++++ DATASET EXCERPTS ++++
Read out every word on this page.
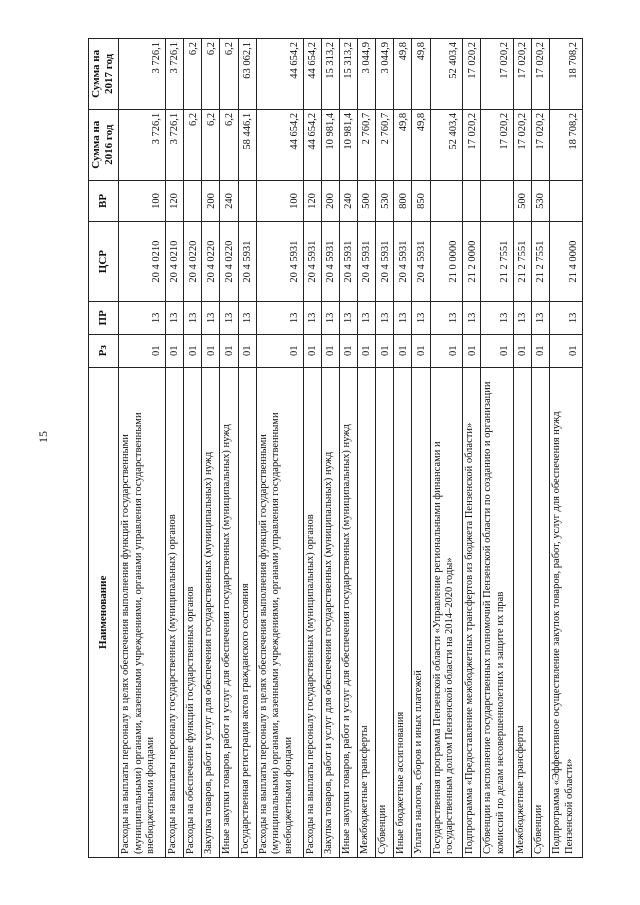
15
Наименование	Рз	ПР	ЦСР	ВР	Сумма на 2016 год	Сумма на 2017 год
Расходы на выплаты персоналу в целях обеспечения выполнения функций государственными (муниципальными) органами, казенными учреждениями, органами управления государственными внебюджетными фондами	01	13	20 4 0210	100	3 726,1	3 726,1
Расходы на выплаты персоналу государственных (муниципальных) органов	01	13	20 4 0210	120	3 726,1	3 726,1
Расходы на обеспечение функций государственных органов	01	13	20 4 0220		6,2	6,2
Закупка товаров, работ и услуг для обеспечения государственных (муниципальных) нужд	01	13	20 4 0220	200	6,2	6,2
Иные закупки товаров, работ и услуг для обеспечения государственных (муниципальных) нужд	01	13	20 4 0220	240	6,2	6,2
Государственная регистрация актов гражданского состояния	01	13	20 4 5931		58 446,1	63 062,1
Расходы на выплаты персоналу в целях обеспечения выполнения функций государственными (муниципальными) органами, казенными учреждениями, органами управления государственными внебюджетными фондами	01	13	20 4 5931	100	44 654,2	44 654,2
Расходы на выплаты персоналу государственных (муниципальных) органов	01	13	20 4 5931	120	44 654,2	44 654,2
Закупка товаров, работ и услуг для обеспечения государственных (муниципальных) нужд	01	13	20 4 5931	200	10 981,4	15 313,2
Иные закупки товаров, работ и услуг для обеспечения государственных (муниципальных) нужд	01	13	20 4 5931	240	10 981,4	15 313,2
Межбюджетные трансферты	01	13	20 4 5931	500	2 760,7	3 044,9
Субвенции	01	13	20 4 5931	530	2 760,7	3 044,9
Иные бюджетные ассигнования	01	13	20 4 5931	800	49,8	49,8
Уплата налогов, сборов и иных платежей	01	13	20 4 5931	850	49,8	49,8
Государственная программа Пензенской области «Управление региональными финансами и государственным долгом Пензенской области на 2014–2020 годы»	01	13	21 0 0000		52 403,4	52 403,4
Подпрограмма «Предоставление межбюджетных трансфертов из бюджета Пензенской области»	01	13	21 2 0000		17 020,2	17 020,2
Субвенции на исполнение государственных полномочий Пензенской области по созданию и организации комиссий по делам несовершеннолетних и защите их прав	01	13	21 2 7551		17 020,2	17 020,2
Межбюджетные трансферты	01	13	21 2 7551	500	17 020,2	17 020,2
Субвенции	01	13	21 2 7551	530	17 020,2	17 020,2
Подпрограмма «Эффективное осуществление закупок товаров, работ, услуг для обеспечения нужд Пензенской области»	01	13	21 4 0000		18 708,2	18 708,2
++++
◆ AIM: In the listing, how many lines hold "муниципальными"? Answer with a bare number.

◆ ANSWER BELOW: 2